▶ [WHAT YOU ARE ASKED TO DO] Quote, without change, all of the lines that follow.

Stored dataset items
============
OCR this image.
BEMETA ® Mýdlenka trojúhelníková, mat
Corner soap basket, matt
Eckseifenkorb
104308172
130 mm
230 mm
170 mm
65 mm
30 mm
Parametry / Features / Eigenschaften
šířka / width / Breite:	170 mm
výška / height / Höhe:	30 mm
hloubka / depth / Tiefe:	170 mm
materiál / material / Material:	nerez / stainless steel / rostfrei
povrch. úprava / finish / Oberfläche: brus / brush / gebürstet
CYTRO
============
▶ [SOLUTION TO THIS EXERCISE]
OCR this image.
BEMETA ® Mýdlenka trojúhelníková, mat
Corner soap basket, matt
Eckseifenkorb
104308172
130 mm
230 mm
170 mm
65 mm
30 mm
Parametry / Features / Eigenschaften
šířka / width / Breite:	170 mm
výška / height / Höhe:	30 mm
hloubka / depth / Tiefe:	170 mm
materiál / material / Material:	nerez / stainless steel / rostfrei
povrch. úprava / finish / Oberfläche: brus / brush / gebürstet
CYTRO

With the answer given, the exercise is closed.